— start of DATASET RECORDS —

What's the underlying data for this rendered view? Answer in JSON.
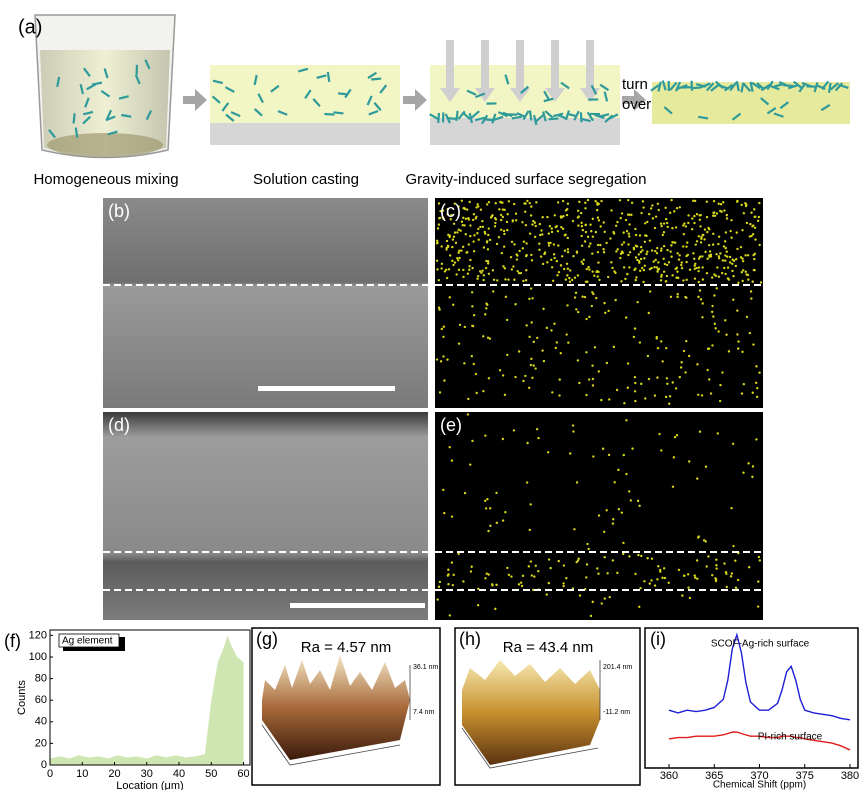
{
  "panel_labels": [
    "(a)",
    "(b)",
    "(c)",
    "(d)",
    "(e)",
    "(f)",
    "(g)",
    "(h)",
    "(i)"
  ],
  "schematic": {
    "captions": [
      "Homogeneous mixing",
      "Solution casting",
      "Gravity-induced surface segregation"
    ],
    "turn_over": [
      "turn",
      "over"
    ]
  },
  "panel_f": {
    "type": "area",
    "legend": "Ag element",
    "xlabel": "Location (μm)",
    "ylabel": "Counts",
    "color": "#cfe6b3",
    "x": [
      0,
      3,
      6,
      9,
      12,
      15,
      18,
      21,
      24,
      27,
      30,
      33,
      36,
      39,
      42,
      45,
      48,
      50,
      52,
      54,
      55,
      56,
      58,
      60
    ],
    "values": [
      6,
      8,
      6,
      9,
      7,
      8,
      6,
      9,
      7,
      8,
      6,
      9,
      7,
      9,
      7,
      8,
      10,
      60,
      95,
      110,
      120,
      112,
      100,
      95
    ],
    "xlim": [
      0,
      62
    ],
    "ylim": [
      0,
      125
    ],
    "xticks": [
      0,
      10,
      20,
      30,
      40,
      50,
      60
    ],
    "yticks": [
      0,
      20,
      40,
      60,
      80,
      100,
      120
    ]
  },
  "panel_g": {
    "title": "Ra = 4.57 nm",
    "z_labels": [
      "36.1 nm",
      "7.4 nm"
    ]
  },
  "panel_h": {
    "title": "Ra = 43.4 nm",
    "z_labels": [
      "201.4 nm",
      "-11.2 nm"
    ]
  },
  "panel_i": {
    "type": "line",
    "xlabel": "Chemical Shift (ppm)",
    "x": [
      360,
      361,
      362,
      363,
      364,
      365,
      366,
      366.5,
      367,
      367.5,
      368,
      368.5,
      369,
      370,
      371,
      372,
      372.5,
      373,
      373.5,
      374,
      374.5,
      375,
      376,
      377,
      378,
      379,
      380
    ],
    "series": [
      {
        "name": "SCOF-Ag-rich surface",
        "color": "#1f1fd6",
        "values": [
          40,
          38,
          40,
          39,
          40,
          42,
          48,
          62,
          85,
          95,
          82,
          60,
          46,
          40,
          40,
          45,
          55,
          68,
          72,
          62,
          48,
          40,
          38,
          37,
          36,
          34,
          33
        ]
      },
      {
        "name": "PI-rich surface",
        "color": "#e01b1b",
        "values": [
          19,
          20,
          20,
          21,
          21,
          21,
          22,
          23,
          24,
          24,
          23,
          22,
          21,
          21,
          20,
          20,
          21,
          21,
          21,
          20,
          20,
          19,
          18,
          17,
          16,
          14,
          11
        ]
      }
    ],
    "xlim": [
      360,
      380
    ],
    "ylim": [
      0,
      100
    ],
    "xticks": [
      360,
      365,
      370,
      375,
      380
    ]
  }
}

— end of DATASET RECORDS —

WHAT THE TASK ASKS: Pictures are not part of the copy; output everything else in the records exactly.

COMPLETE ANSWER:
What's the underlying data for this rendered view? Answer in JSON.
{
  "panel_labels": [
    "(a)",
    "(b)",
    "(c)",
    "(d)",
    "(e)",
    "(f)",
    "(g)",
    "(h)",
    "(i)"
  ],
  "schematic": {
    "captions": [
      "Homogeneous mixing",
      "Solution casting",
      "Gravity-induced surface segregation"
    ],
    "turn_over": [
      "turn",
      "over"
    ]
  },
  "panel_f": {
    "type": "area",
    "legend": "Ag element",
    "xlabel": "Location (μm)",
    "ylabel": "Counts",
    "color": "#cfe6b3",
    "x": [
      0,
      3,
      6,
      9,
      12,
      15,
      18,
      21,
      24,
      27,
      30,
      33,
      36,
      39,
      42,
      45,
      48,
      50,
      52,
      54,
      55,
      56,
      58,
      60
    ],
    "values": [
      6,
      8,
      6,
      9,
      7,
      8,
      6,
      9,
      7,
      8,
      6,
      9,
      7,
      9,
      7,
      8,
      10,
      60,
      95,
      110,
      120,
      112,
      100,
      95
    ],
    "xlim": [
      0,
      62
    ],
    "ylim": [
      0,
      125
    ],
    "xticks": [
      0,
      10,
      20,
      30,
      40,
      50,
      60
    ],
    "yticks": [
      0,
      20,
      40,
      60,
      80,
      100,
      120
    ]
  },
  "panel_g": {
    "title": "Ra = 4.57 nm",
    "z_labels": [
      "36.1 nm",
      "7.4 nm"
    ]
  },
  "panel_h": {
    "title": "Ra = 43.4 nm",
    "z_labels": [
      "201.4 nm",
      "-11.2 nm"
    ]
  },
  "panel_i": {
    "type": "line",
    "xlabel": "Chemical Shift (ppm)",
    "x": [
      360,
      361,
      362,
      363,
      364,
      365,
      366,
      366.5,
      367,
      367.5,
      368,
      368.5,
      369,
      370,
      371,
      372,
      372.5,
      373,
      373.5,
      374,
      374.5,
      375,
      376,
      377,
      378,
      379,
      380
    ],
    "series": [
      {
        "name": "SCOF-Ag-rich surface",
        "color": "#1f1fd6",
        "values": [
          40,
          38,
          40,
          39,
          40,
          42,
          48,
          62,
          85,
          95,
          82,
          60,
          46,
          40,
          40,
          45,
          55,
          68,
          72,
          62,
          48,
          40,
          38,
          37,
          36,
          34,
          33
        ]
      },
      {
        "name": "PI-rich surface",
        "color": "#e01b1b",
        "values": [
          19,
          20,
          20,
          21,
          21,
          21,
          22,
          23,
          24,
          24,
          23,
          22,
          21,
          21,
          20,
          20,
          21,
          21,
          21,
          20,
          20,
          19,
          18,
          17,
          16,
          14,
          11
        ]
      }
    ],
    "xlim": [
      360,
      380
    ],
    "ylim": [
      0,
      100
    ],
    "xticks": [
      360,
      365,
      370,
      375,
      380
    ]
  }
}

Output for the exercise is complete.